WRITTEN EXERCISE -
From the entries below, say how many lines carry the word "Consumption", and give nothing but the number.

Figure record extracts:
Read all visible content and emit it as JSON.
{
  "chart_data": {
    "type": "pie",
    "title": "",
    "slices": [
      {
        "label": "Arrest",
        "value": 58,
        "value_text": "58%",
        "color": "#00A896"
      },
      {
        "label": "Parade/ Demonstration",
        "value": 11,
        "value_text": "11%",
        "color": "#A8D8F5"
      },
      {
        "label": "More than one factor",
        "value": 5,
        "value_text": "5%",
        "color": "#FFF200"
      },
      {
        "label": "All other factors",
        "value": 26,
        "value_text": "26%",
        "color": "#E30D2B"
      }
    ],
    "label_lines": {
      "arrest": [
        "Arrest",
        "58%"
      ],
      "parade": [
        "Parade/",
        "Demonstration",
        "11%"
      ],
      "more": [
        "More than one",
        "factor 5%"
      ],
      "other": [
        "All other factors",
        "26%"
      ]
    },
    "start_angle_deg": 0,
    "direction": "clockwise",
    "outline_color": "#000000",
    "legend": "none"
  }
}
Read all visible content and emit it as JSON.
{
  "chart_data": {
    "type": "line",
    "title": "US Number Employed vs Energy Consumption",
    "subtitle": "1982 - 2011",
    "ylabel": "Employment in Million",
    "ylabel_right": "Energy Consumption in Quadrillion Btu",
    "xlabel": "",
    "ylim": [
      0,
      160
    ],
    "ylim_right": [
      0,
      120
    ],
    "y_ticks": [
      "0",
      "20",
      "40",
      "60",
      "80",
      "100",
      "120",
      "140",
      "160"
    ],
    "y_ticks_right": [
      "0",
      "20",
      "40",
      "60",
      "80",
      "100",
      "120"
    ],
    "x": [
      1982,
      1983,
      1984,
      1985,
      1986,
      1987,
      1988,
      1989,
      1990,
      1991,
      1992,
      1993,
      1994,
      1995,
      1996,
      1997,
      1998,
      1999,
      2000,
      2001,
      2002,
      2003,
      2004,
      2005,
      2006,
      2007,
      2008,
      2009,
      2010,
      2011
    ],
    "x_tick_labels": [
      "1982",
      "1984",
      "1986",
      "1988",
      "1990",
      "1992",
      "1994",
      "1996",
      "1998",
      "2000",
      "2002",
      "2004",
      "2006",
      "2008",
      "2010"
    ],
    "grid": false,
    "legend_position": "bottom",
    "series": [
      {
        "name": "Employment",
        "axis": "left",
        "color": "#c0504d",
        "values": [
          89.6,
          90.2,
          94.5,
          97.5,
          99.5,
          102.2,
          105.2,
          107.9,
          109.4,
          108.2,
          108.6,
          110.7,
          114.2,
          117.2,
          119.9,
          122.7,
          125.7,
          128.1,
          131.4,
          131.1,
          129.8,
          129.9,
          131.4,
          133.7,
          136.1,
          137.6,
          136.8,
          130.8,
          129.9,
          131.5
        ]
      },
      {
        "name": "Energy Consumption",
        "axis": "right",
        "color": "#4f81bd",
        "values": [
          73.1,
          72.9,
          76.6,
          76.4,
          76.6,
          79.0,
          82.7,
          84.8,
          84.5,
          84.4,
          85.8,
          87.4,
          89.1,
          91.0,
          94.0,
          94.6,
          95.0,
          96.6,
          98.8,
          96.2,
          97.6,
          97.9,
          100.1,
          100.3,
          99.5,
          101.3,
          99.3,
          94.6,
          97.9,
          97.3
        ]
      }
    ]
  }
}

SOLUTION TO THIS TASK -
3